▶ **Short task**
Copy out each line exactly; pictures stay out of the copy.

▶ **Supplied material**
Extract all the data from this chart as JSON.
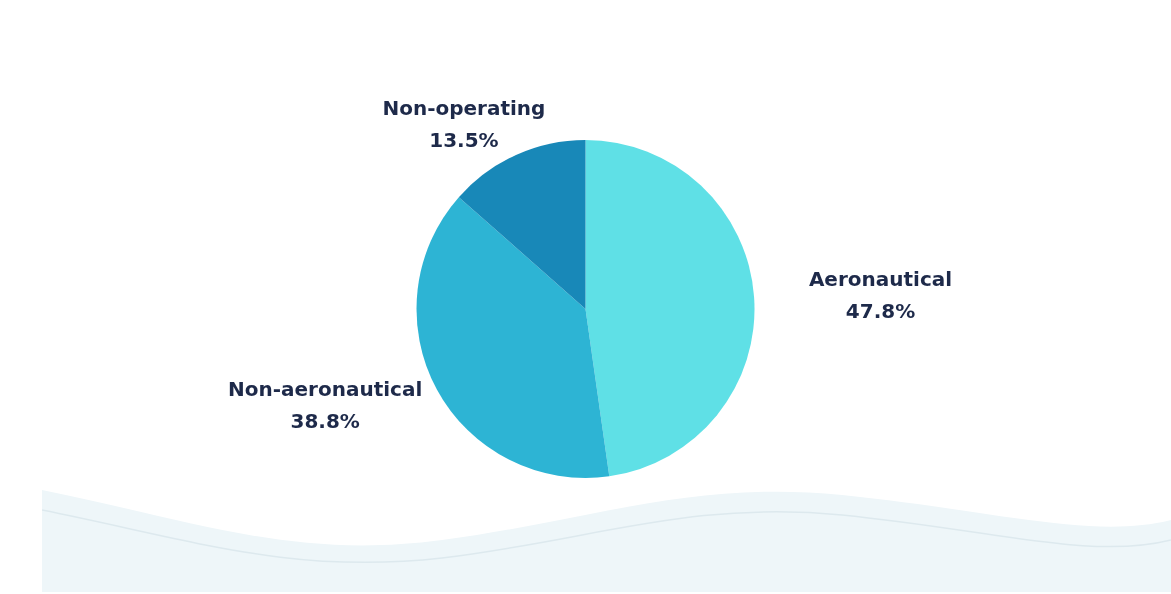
{
  "chart_data": {
    "type": "pie",
    "categories": [
      "Aeronautical",
      "Non-aeronautical",
      "Non-operating"
    ],
    "values": [
      47.8,
      38.8,
      13.5
    ],
    "value_labels": [
      "47.8%",
      "38.8%",
      "13.5%"
    ],
    "colors": [
      "#5fe0e6",
      "#2db4d4",
      "#1888b8"
    ],
    "legend": false
  }
}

▶ **Result of this task**
Extract all the data from this chart as JSON.
{
  "chart_data": {
    "type": "pie",
    "categories": [
      "Aeronautical",
      "Non-aeronautical",
      "Non-operating"
    ],
    "values": [
      47.8,
      38.8,
      13.5
    ],
    "value_labels": [
      "47.8%",
      "38.8%",
      "13.5%"
    ],
    "colors": [
      "#5fe0e6",
      "#2db4d4",
      "#1888b8"
    ],
    "legend": false
  }
}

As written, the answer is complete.